Excerpted records —
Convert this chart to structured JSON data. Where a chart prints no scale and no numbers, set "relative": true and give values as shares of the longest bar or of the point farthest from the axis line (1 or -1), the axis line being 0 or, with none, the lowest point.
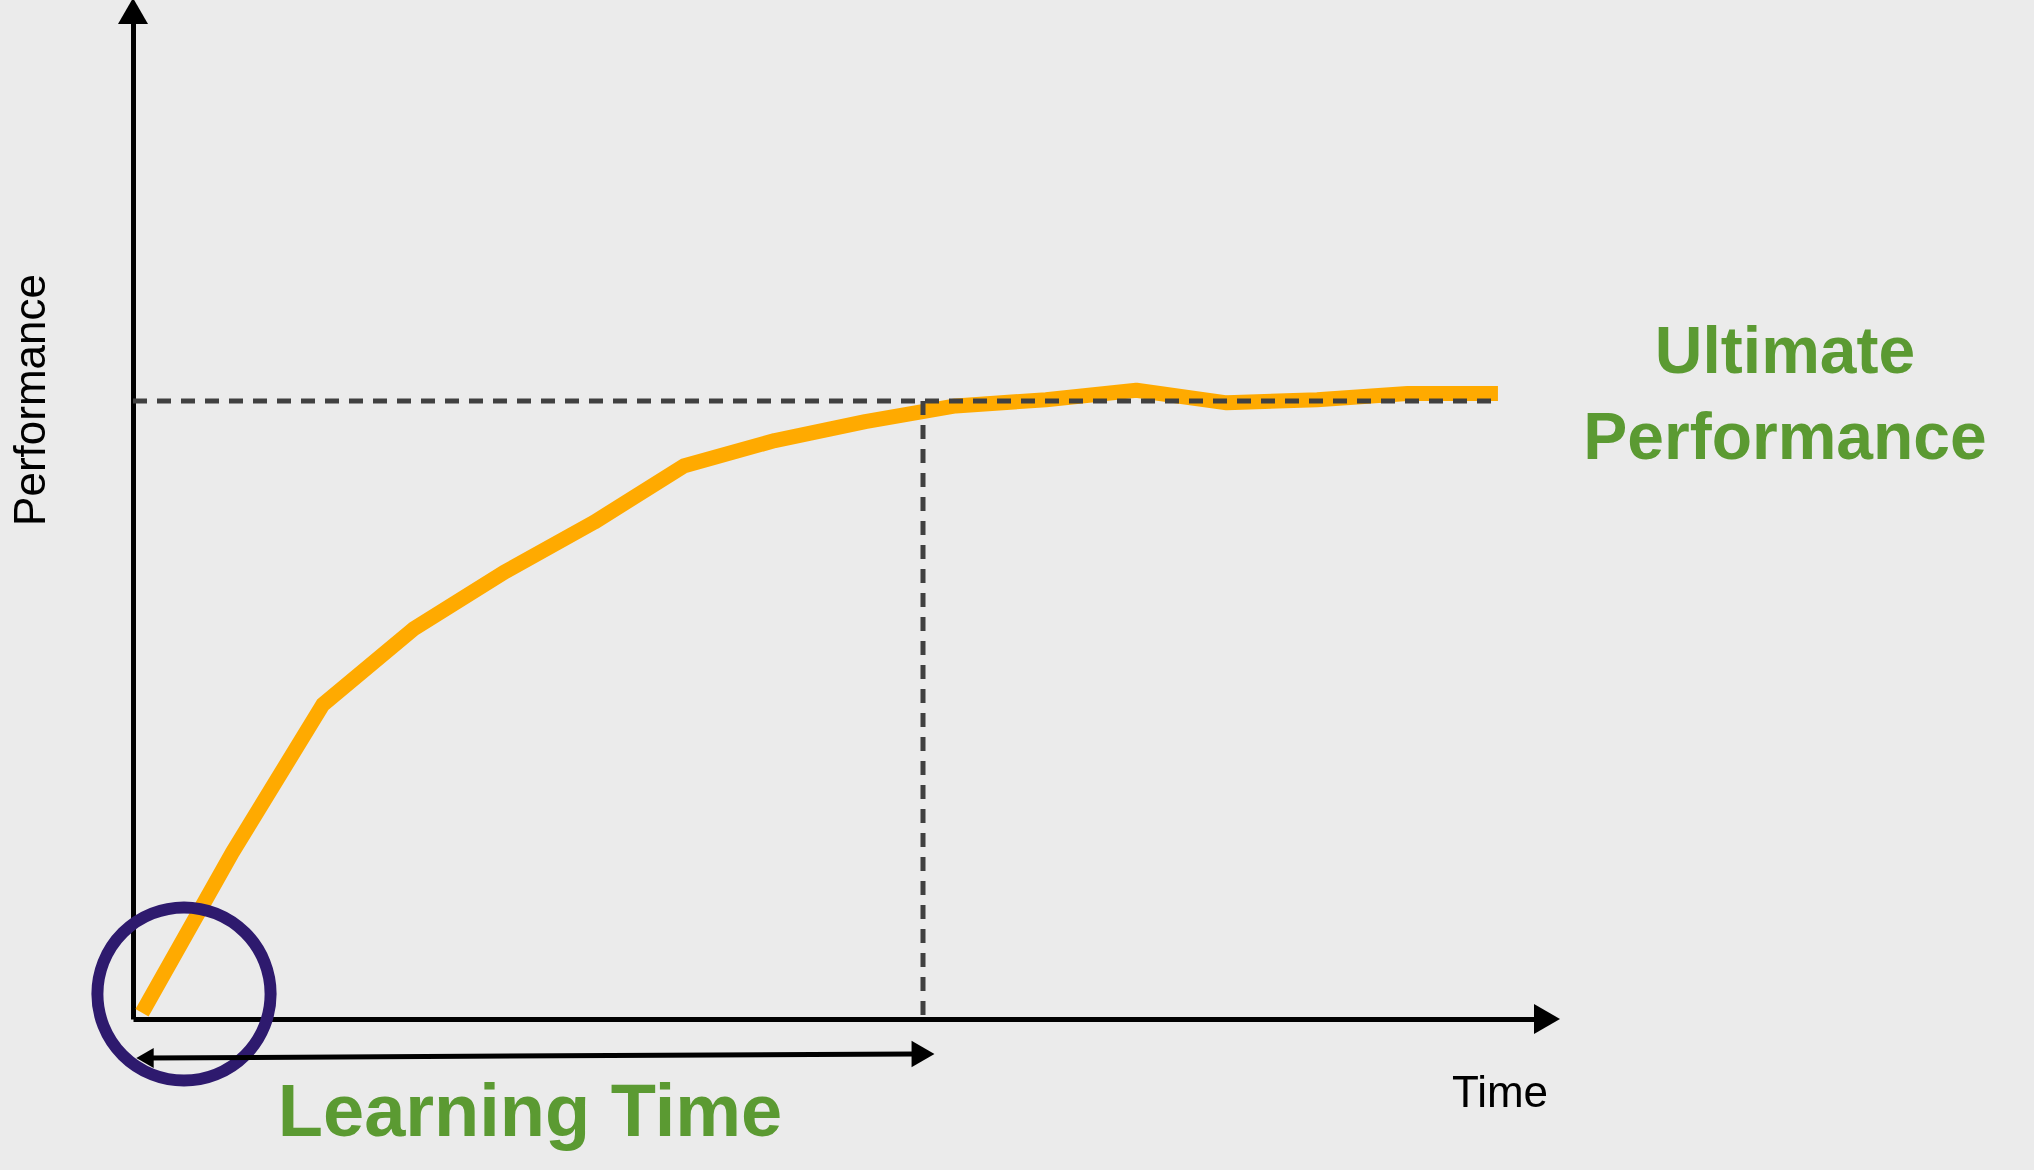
{
  "chart_data": {
    "type": "line",
    "relative": true,
    "xlabel": "Time",
    "ylabel": "Performance",
    "categories": [
      null,
      null,
      null,
      null,
      null,
      null,
      null,
      null,
      null,
      null,
      null,
      null,
      null,
      null,
      null,
      null
    ],
    "series": [
      {
        "color": "#ffaa00",
        "values": [
          0.01,
          0.265,
          0.5,
          0.62,
          0.71,
          0.79,
          0.88,
          0.92,
          0.95,
          0.975,
          0.985,
          1.0,
          0.98,
          0.985,
          0.995,
          0.995
        ]
      }
    ],
    "ref_lines": [
      {
        "axis": "y",
        "value": 0.983,
        "color": "#404040",
        "line_style": "dashed"
      }
    ],
    "annotations": [
      "Ultimate Performance",
      "Learning Time"
    ],
    "marker": "none",
    "line_style": "solid",
    "grid": false,
    "tick_labels": false
  }
}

Do this —
Copy the records above exactly, omitting every picture.

Task response —
Convert this chart to structured JSON data. Where a chart prints no scale and no numbers, set "relative": true and give values as shares of the longest bar or of the point farthest from the axis line (1 or -1), the axis line being 0 or, with none, the lowest point.
{
  "chart_data": {
    "type": "line",
    "relative": true,
    "xlabel": "Time",
    "ylabel": "Performance",
    "categories": [
      null,
      null,
      null,
      null,
      null,
      null,
      null,
      null,
      null,
      null,
      null,
      null,
      null,
      null,
      null,
      null
    ],
    "series": [
      {
        "color": "#ffaa00",
        "values": [
          0.01,
          0.265,
          0.5,
          0.62,
          0.71,
          0.79,
          0.88,
          0.92,
          0.95,
          0.975,
          0.985,
          1.0,
          0.98,
          0.985,
          0.995,
          0.995
        ]
      }
    ],
    "ref_lines": [
      {
        "axis": "y",
        "value": 0.983,
        "color": "#404040",
        "line_style": "dashed"
      }
    ],
    "annotations": [
      "Ultimate Performance",
      "Learning Time"
    ],
    "marker": "none",
    "line_style": "solid",
    "grid": false,
    "tick_labels": false
  }
}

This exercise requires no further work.